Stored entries
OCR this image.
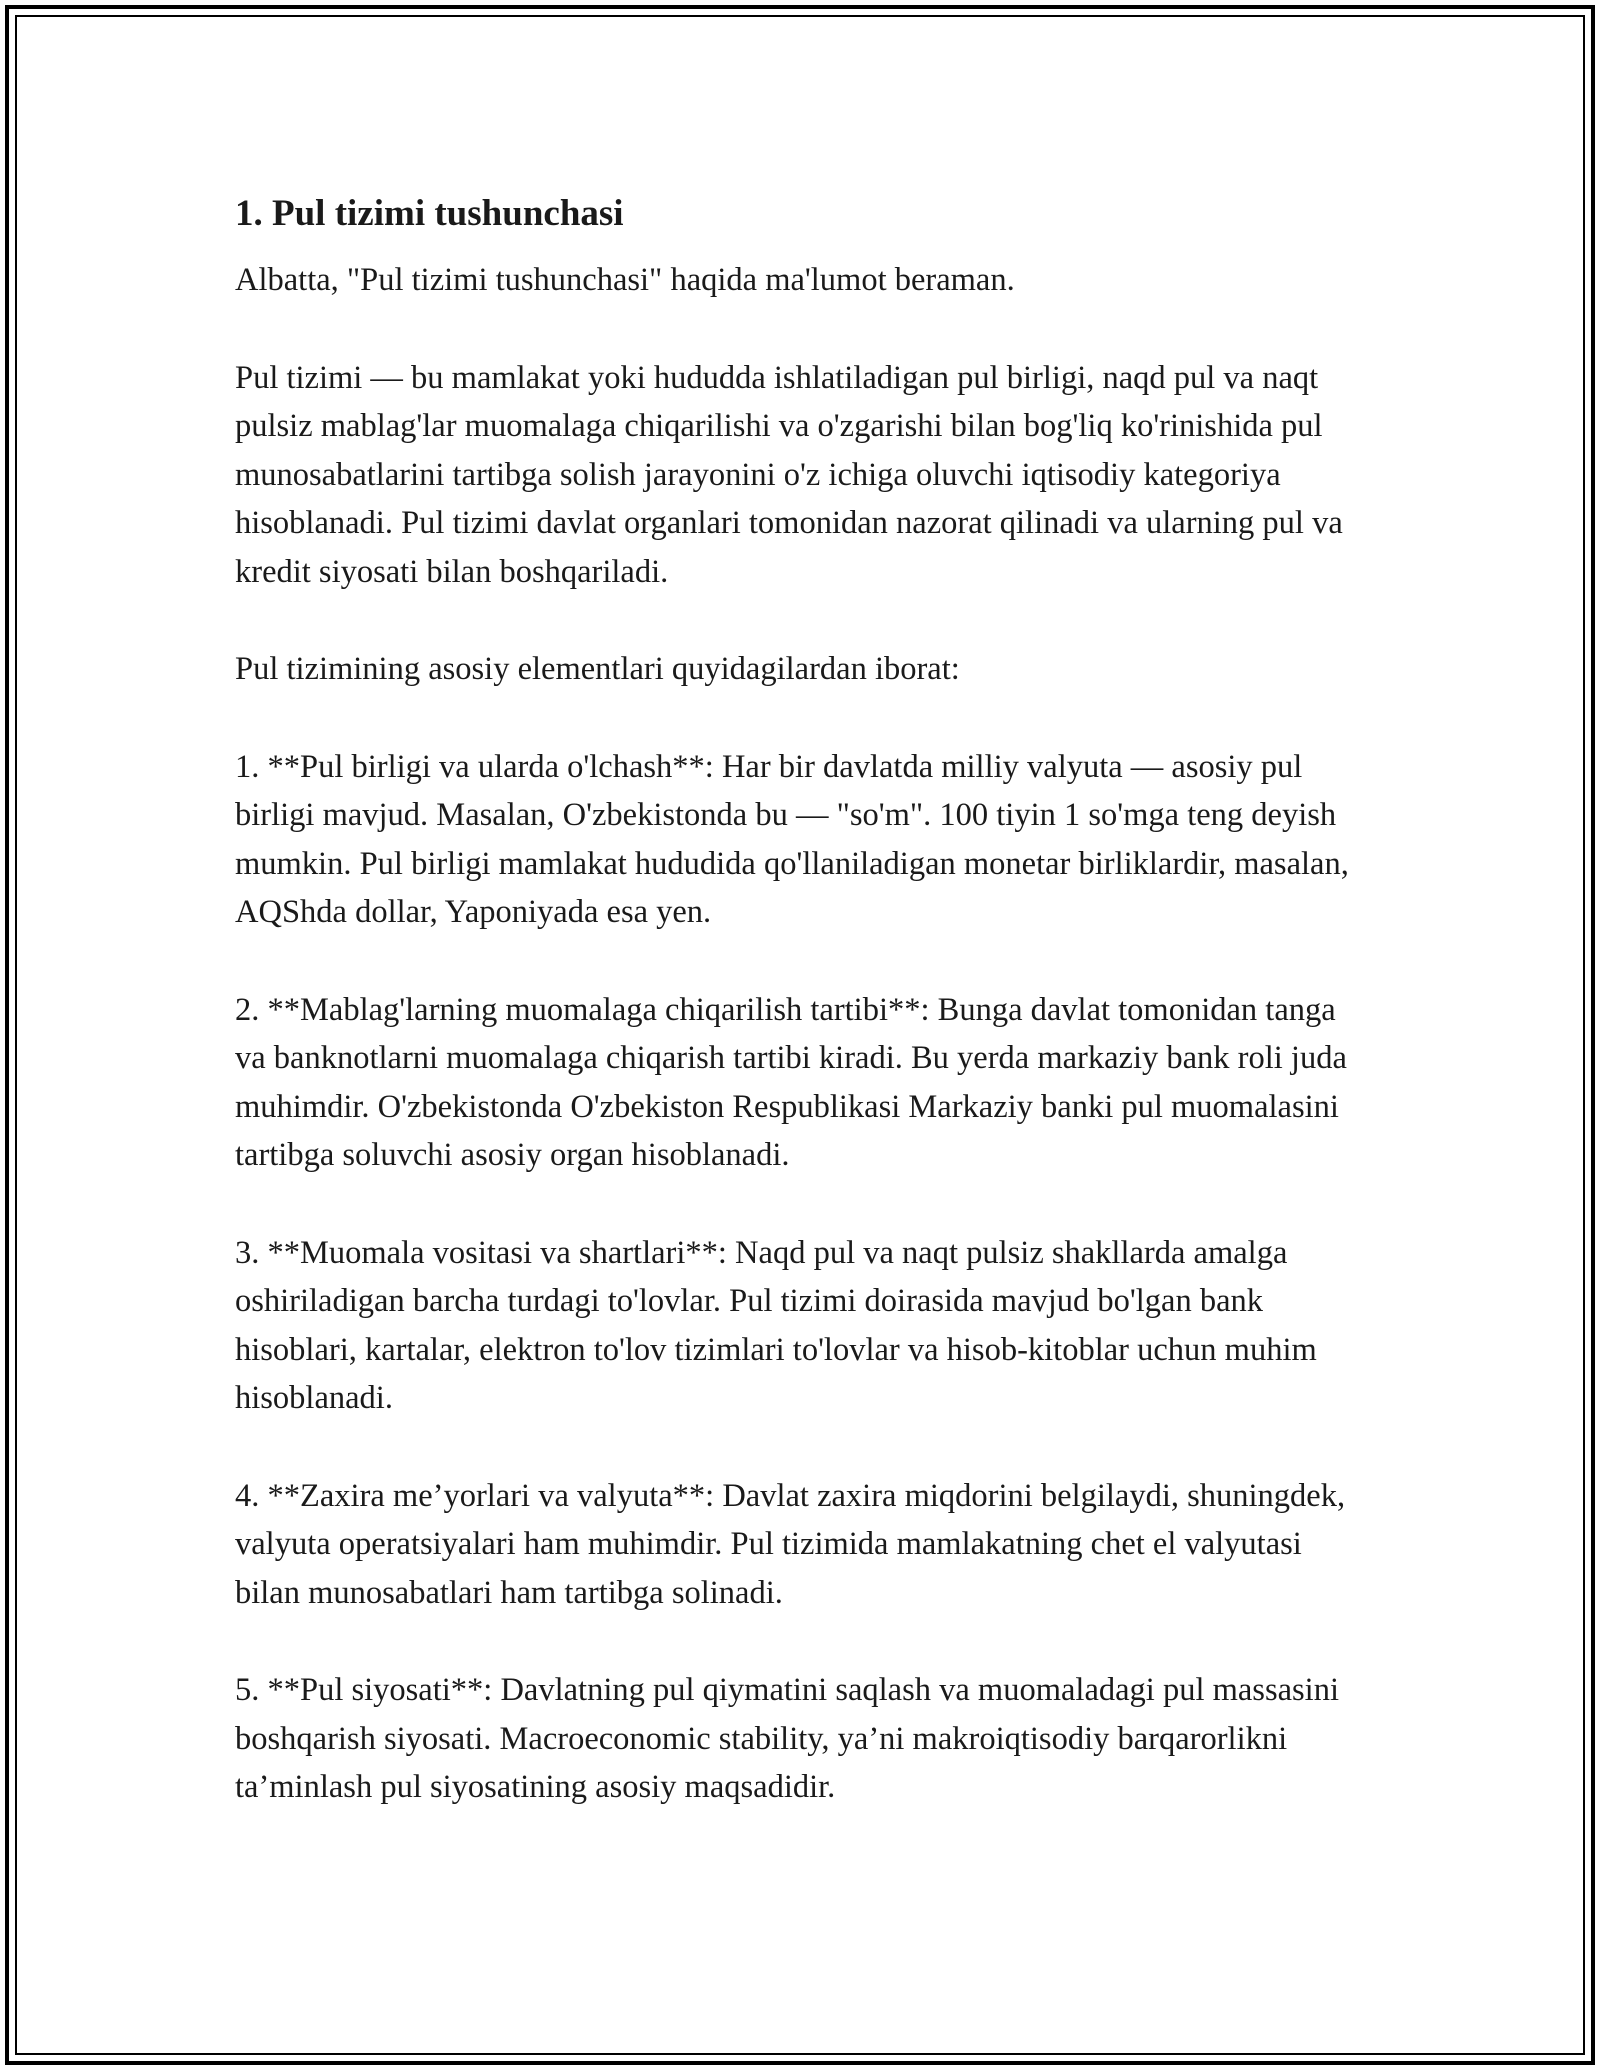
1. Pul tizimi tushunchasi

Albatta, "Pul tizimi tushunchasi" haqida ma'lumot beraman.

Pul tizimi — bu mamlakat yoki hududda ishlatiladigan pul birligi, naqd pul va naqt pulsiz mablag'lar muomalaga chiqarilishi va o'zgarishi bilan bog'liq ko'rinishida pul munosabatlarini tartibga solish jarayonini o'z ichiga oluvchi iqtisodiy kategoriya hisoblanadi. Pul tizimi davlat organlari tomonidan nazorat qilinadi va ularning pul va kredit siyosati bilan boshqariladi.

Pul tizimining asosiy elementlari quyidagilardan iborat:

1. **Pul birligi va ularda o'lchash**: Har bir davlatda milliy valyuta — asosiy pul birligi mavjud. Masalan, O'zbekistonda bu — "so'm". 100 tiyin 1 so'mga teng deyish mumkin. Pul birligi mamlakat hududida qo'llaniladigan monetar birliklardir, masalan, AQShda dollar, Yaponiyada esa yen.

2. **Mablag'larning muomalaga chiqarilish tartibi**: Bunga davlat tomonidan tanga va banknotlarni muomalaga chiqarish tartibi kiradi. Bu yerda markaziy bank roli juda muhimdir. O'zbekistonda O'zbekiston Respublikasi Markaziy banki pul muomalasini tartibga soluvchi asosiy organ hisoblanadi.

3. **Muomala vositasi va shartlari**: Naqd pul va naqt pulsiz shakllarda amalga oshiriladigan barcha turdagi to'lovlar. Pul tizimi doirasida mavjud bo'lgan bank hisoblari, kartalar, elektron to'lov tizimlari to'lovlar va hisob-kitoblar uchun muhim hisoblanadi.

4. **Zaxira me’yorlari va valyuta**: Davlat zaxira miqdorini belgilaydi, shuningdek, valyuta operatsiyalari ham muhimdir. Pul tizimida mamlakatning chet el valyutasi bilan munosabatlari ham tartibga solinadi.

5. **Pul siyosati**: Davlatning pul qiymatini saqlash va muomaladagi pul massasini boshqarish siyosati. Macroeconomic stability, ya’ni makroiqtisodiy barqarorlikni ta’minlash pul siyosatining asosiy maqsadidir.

WHAT IS EXPECTED - Each line with the string "asosiy" in it needs to be found and copied.

SOLUTION -
Pul tizimining asosiy elementlari quyidagilardan iborat:
1. **Pul birligi va ularda o'lchash**: Har bir davlatda milliy valyuta — asosiy pul birligi mavjud. Masalan, O'zbekistonda bu — "so'm". 100 tiyin 1 so'mga teng deyish mumkin. Pul birligi mamlakat hududida qo'llaniladigan monetar birliklardir, masalan, AQShda dollar, Yaponiyada esa yen.
2. **Mablag'larning muomalaga chiqarilish tartibi**: Bunga davlat tomonidan tanga va banknotlarni muomalaga chiqarish tartibi kiradi. Bu yerda markaziy bank roli juda muhimdir. O'zbekistonda O'zbekiston Respublikasi Markaziy banki pul muomalasini tartibga soluvchi asosiy organ hisoblanadi.
5. **Pul siyosati**: Davlatning pul qiymatini saqlash va muomaladagi pul massasini boshqarish siyosati. Macroeconomic stability, ya’ni makroiqtisodiy barqarorlikni ta’minlash pul siyosatining asosiy maqsadidir.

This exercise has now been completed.